* Dataset content:
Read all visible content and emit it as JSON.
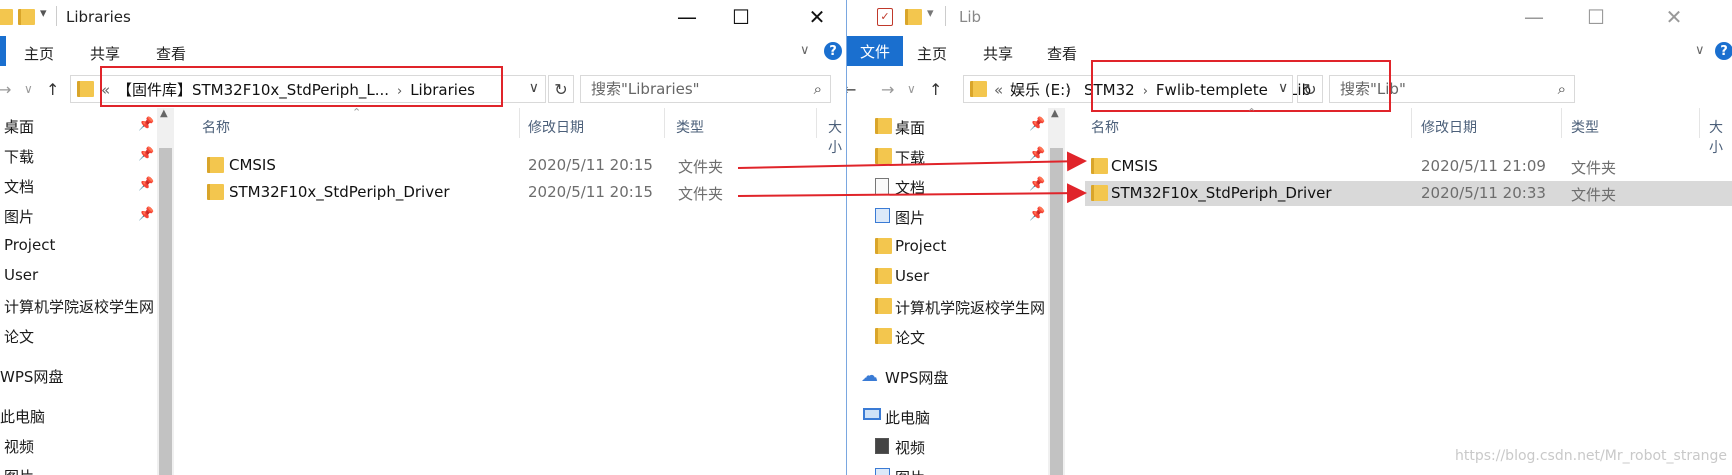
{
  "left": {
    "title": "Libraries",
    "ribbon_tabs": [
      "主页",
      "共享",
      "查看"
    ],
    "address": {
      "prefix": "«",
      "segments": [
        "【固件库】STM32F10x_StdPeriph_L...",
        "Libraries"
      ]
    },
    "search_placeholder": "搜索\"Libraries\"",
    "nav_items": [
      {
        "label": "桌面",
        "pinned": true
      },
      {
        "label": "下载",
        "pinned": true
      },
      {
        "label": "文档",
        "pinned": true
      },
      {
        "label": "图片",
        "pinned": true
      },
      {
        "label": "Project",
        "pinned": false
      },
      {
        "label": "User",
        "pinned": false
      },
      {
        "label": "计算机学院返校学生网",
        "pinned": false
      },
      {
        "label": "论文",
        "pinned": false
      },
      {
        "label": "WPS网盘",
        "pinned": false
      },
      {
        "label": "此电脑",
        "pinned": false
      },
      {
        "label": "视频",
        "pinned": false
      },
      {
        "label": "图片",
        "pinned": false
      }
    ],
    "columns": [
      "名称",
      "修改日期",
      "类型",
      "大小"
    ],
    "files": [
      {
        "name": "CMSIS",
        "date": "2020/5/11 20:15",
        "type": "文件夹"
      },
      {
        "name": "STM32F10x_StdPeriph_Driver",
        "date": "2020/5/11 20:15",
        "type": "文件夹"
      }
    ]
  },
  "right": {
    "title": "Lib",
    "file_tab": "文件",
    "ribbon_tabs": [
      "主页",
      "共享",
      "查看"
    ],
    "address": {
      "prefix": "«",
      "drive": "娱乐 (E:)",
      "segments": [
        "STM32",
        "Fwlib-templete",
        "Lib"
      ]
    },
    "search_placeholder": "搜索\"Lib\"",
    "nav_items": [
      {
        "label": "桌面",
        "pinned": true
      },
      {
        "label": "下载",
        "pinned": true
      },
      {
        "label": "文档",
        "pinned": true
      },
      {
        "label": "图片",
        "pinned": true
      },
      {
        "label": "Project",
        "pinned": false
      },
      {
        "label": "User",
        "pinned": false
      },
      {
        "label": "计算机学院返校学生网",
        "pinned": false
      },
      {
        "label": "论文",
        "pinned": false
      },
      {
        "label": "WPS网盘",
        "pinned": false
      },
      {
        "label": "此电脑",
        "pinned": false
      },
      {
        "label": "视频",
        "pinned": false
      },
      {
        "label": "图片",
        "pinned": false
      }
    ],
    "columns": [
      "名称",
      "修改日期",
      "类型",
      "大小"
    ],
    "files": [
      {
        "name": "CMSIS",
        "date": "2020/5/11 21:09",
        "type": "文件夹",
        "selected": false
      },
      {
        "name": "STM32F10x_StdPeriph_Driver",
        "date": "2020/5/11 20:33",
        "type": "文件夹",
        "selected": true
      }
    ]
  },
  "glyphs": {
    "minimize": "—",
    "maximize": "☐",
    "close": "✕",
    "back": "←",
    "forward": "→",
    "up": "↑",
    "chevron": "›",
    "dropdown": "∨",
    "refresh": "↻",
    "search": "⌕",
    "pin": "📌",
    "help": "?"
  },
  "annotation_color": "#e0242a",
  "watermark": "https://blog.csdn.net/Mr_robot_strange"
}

* Task to carry out: Reproduce the listing word for word and omit its pictures.

* Answer for the task:
Read all visible content and emit it as JSON.
{
  "left": {
    "title": "Libraries",
    "ribbon_tabs": [
      "主页",
      "共享",
      "查看"
    ],
    "address": {
      "prefix": "«",
      "segments": [
        "【固件库】STM32F10x_StdPeriph_L...",
        "Libraries"
      ]
    },
    "search_placeholder": "搜索\"Libraries\"",
    "nav_items": [
      {
        "label": "桌面",
        "pinned": true
      },
      {
        "label": "下载",
        "pinned": true
      },
      {
        "label": "文档",
        "pinned": true
      },
      {
        "label": "图片",
        "pinned": true
      },
      {
        "label": "Project",
        "pinned": false
      },
      {
        "label": "User",
        "pinned": false
      },
      {
        "label": "计算机学院返校学生网",
        "pinned": false
      },
      {
        "label": "论文",
        "pinned": false
      },
      {
        "label": "WPS网盘",
        "pinned": false
      },
      {
        "label": "此电脑",
        "pinned": false
      },
      {
        "label": "视频",
        "pinned": false
      },
      {
        "label": "图片",
        "pinned": false
      }
    ],
    "columns": [
      "名称",
      "修改日期",
      "类型",
      "大小"
    ],
    "files": [
      {
        "name": "CMSIS",
        "date": "2020/5/11 20:15",
        "type": "文件夹"
      },
      {
        "name": "STM32F10x_StdPeriph_Driver",
        "date": "2020/5/11 20:15",
        "type": "文件夹"
      }
    ]
  },
  "right": {
    "title": "Lib",
    "file_tab": "文件",
    "ribbon_tabs": [
      "主页",
      "共享",
      "查看"
    ],
    "address": {
      "prefix": "«",
      "drive": "娱乐 (E:)",
      "segments": [
        "STM32",
        "Fwlib-templete",
        "Lib"
      ]
    },
    "search_placeholder": "搜索\"Lib\"",
    "nav_items": [
      {
        "label": "桌面",
        "pinned": true
      },
      {
        "label": "下载",
        "pinned": true
      },
      {
        "label": "文档",
        "pinned": true
      },
      {
        "label": "图片",
        "pinned": true
      },
      {
        "label": "Project",
        "pinned": false
      },
      {
        "label": "User",
        "pinned": false
      },
      {
        "label": "计算机学院返校学生网",
        "pinned": false
      },
      {
        "label": "论文",
        "pinned": false
      },
      {
        "label": "WPS网盘",
        "pinned": false
      },
      {
        "label": "此电脑",
        "pinned": false
      },
      {
        "label": "视频",
        "pinned": false
      },
      {
        "label": "图片",
        "pinned": false
      }
    ],
    "columns": [
      "名称",
      "修改日期",
      "类型",
      "大小"
    ],
    "files": [
      {
        "name": "CMSIS",
        "date": "2020/5/11 21:09",
        "type": "文件夹",
        "selected": false
      },
      {
        "name": "STM32F10x_StdPeriph_Driver",
        "date": "2020/5/11 20:33",
        "type": "文件夹",
        "selected": true
      }
    ]
  },
  "glyphs": {
    "minimize": "—",
    "maximize": "☐",
    "close": "✕",
    "back": "←",
    "forward": "→",
    "up": "↑",
    "chevron": "›",
    "dropdown": "∨",
    "refresh": "↻",
    "search": "⌕",
    "pin": "📌",
    "help": "?"
  },
  "annotation_color": "#e0242a",
  "watermark": "https://blog.csdn.net/Mr_robot_strange"
}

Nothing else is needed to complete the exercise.